Representative images of immunohistochemical analyses of the perigastric AT. Immunohistochemical staining of CD4 (a,f), CD8 (b,g), CD163 (c,h), MMP-11 (d,i), and IL-6 (e,j). Examples of a score range of 0–1 are shown in (a–e), and examples of a score range of 2–3 area shown in (f–j). The magnifications of all images were 200×.

4.4. Statistical Analysis

The overall workflow in the present study is presented in Figure 4. The Kruskal−Wallis test with post-hoc analysis using Dunn’s test was performed to evaluate the relationship between PET imaging parameters and the histopathological results of perigastric AT. The prognostic value of PET textural features of perigastric AT for RFS was assessed using univariate and multivariate Cox proportional hazard regression models. Survival time was defined as the time from the day of surgical resection to the day of cancer recurrence (or death). Patients with no events were censored on the day of the last follow-up visit. PET textural features of perigastric AT that showed statistical significance in predicting RFS on univariate analysis were selected for multivariate survival analysis. In multivariate survival analysis, the prognostic significance of each perigastric AT imaging feature was assessed by adding age, sex, TNM stage, and the maximum SUV of primary tumor as covariates for the analysis. PET imaging features that were significantly correlated were evaluated using a separate model. For the Kaplan−Meier analysis, the specific cut-off values of PET textural features of perigastric AT were selected using ROC curve analysis. The optimal cut-off values were determined by using the Youden index. Based on the cut-off values, the patients were dichotomized, and the cumulative RFS curve for each group was estimated using the Kaplan−Meier method. Statistical analyses were performed using MedCalc Statistical Software version 20.110 (MedCalc Software Ltd., Ostend, Belgium). Statistical significance was set at p < 0.05.

* _Extracted entries_:
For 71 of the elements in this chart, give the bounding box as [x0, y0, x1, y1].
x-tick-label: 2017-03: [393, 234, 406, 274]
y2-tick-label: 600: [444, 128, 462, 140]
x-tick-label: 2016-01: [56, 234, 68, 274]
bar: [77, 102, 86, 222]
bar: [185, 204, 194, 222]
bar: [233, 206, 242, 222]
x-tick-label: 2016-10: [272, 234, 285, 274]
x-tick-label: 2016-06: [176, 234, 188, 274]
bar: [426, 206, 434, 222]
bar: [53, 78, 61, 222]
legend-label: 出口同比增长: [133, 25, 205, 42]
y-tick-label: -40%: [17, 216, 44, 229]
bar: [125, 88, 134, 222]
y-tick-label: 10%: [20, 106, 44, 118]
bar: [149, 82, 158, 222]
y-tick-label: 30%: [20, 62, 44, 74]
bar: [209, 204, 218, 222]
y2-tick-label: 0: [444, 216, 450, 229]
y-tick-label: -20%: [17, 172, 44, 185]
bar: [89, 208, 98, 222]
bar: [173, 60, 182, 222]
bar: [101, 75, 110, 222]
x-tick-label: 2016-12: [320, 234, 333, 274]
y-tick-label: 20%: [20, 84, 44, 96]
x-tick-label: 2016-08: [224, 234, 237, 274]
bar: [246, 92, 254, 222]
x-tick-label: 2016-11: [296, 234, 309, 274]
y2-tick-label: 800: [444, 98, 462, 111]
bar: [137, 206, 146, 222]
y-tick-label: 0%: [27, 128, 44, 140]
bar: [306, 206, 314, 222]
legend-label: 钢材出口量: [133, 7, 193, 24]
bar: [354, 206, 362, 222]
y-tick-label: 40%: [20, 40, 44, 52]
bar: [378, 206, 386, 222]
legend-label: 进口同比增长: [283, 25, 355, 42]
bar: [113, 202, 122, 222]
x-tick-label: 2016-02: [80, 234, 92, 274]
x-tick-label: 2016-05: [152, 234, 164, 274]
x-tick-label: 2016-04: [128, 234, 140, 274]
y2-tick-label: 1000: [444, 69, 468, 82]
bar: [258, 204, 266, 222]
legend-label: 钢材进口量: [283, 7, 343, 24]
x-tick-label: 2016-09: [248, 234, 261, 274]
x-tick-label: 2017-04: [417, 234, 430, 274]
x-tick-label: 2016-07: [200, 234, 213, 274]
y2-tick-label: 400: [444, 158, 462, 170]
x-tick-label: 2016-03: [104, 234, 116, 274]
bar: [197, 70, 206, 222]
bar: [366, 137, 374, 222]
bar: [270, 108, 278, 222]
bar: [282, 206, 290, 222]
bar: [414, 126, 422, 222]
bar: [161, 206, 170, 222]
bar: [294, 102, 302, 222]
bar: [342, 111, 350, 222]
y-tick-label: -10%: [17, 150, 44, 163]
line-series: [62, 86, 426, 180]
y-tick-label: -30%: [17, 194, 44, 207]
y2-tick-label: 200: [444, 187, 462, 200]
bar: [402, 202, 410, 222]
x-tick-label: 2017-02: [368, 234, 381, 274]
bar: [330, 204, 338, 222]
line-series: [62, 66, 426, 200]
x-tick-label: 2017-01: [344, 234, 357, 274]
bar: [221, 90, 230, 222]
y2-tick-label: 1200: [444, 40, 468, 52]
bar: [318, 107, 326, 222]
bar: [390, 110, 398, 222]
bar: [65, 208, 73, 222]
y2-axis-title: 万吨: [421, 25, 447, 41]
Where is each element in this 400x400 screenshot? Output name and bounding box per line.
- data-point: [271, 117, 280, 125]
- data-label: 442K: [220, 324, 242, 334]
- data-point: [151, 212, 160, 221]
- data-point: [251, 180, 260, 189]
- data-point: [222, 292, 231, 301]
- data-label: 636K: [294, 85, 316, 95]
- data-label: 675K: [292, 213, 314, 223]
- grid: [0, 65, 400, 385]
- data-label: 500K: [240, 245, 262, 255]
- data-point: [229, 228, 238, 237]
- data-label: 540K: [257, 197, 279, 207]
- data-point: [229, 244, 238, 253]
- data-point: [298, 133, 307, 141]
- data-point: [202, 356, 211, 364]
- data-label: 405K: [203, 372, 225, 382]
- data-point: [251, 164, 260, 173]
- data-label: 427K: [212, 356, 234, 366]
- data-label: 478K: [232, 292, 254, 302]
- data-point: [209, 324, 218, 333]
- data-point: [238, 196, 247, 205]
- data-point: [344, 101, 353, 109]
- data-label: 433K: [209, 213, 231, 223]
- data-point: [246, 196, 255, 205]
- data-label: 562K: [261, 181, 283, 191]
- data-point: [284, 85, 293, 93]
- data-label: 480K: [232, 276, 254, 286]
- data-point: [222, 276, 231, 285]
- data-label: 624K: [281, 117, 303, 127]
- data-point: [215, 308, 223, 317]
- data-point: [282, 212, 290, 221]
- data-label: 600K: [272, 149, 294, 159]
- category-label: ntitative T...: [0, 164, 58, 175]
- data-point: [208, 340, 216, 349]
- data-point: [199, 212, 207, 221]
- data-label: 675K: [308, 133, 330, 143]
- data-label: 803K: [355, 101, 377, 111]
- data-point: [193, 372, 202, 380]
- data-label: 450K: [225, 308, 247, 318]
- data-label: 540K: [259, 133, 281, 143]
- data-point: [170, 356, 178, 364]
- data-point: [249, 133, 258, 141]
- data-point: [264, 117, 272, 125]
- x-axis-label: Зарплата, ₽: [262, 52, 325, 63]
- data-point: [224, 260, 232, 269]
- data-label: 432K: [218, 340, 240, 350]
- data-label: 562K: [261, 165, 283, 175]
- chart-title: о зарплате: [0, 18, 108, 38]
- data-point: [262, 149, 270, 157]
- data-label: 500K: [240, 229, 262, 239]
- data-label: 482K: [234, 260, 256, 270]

* _To do_: Continue the passage on PET textural features of perigastric adipose tissue, starting after its last sentence.

* _Task answer_:
Figure 4

Schematic flowchart of the overall workflow.

5. Conclusions

In conclusion, textural features of perigastric AT on [18F]FDG PET/CT were significantly associated with macrophage infiltration and IL-6 expression in perigastric AT; additionally, these were significant predictors of RFS in patients with gastric cancer. Increased metabolic heterogeneity in perigastric AT was associated with a severe inflammatory response in the perigastric AT and an increased risk of recurrence after curative surgery. Our results suggested that textural features of perigastric AT on [18F]FDG PET/CT might be potential imaging biomarkers for evaluating status of perigastric AT and predicting prognosis of patients with gastric cancer; however, further validations of the results in future prospective studies are necessary.